— Goal of the exercise —
Provide only the number of lines in the data below that contain the word "icon".

Extracted records
--

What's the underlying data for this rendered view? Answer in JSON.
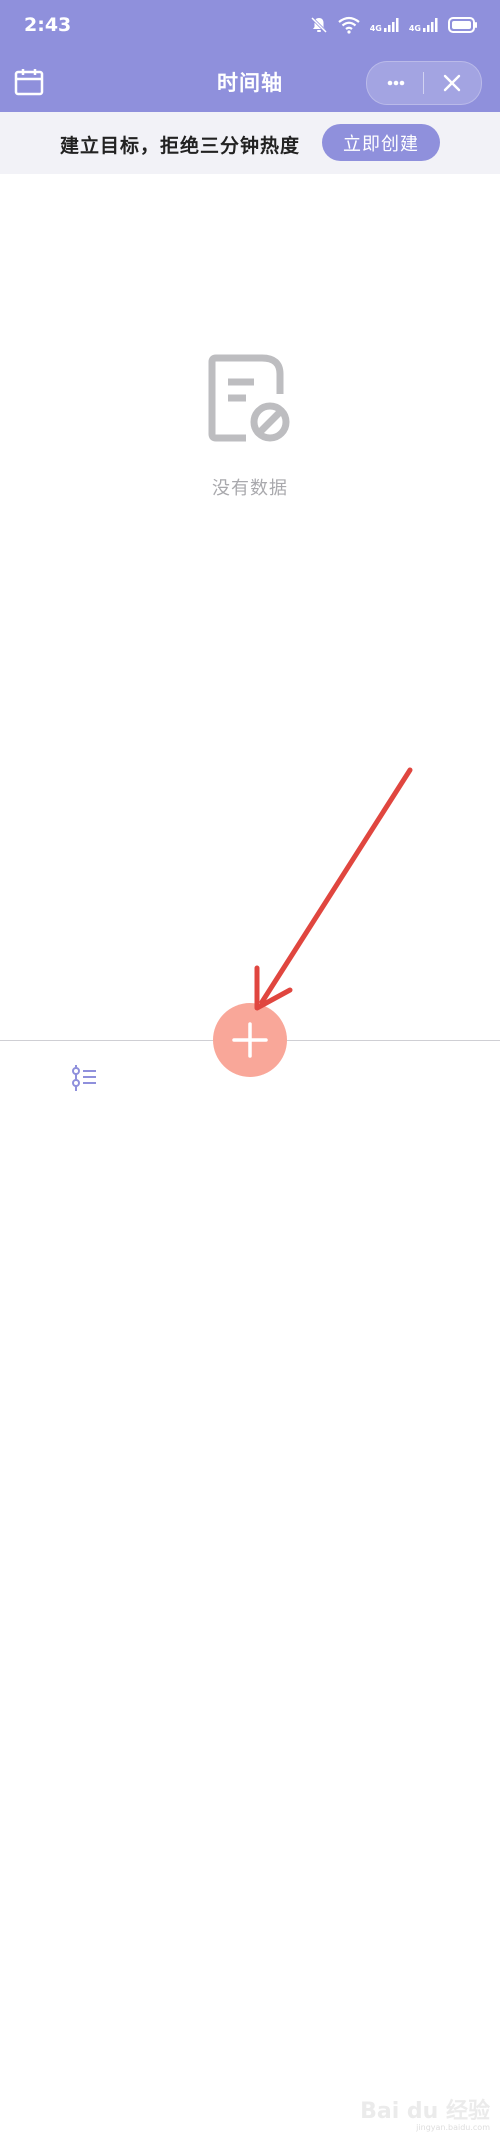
{
  "status_bar": {
    "time": "2:43",
    "network_label_1": "4G",
    "network_label_2": "4G"
  },
  "nav": {
    "title": "时间轴",
    "more_icon": "more-dots-icon",
    "close_icon": "close-icon"
  },
  "banner": {
    "text": "建立目标，拒绝三分钟热度",
    "button_label": "立即创建"
  },
  "empty_state": {
    "text": "没有数据",
    "icon": "no-data-document-icon"
  },
  "tab_bar": {
    "timeline_icon": "timeline-list-icon",
    "add_icon": "plus-icon"
  },
  "watermark": {
    "text": "Bai du 经验",
    "sub": "jingyan.baidu.com"
  },
  "colors": {
    "header": "#8f90dc",
    "banner_bg": "#f2f2f7",
    "fab": "#f9a799",
    "arrow": "#e0463f",
    "empty_gray": "#a9a9ad"
  }
}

--

— Solved exercise —
5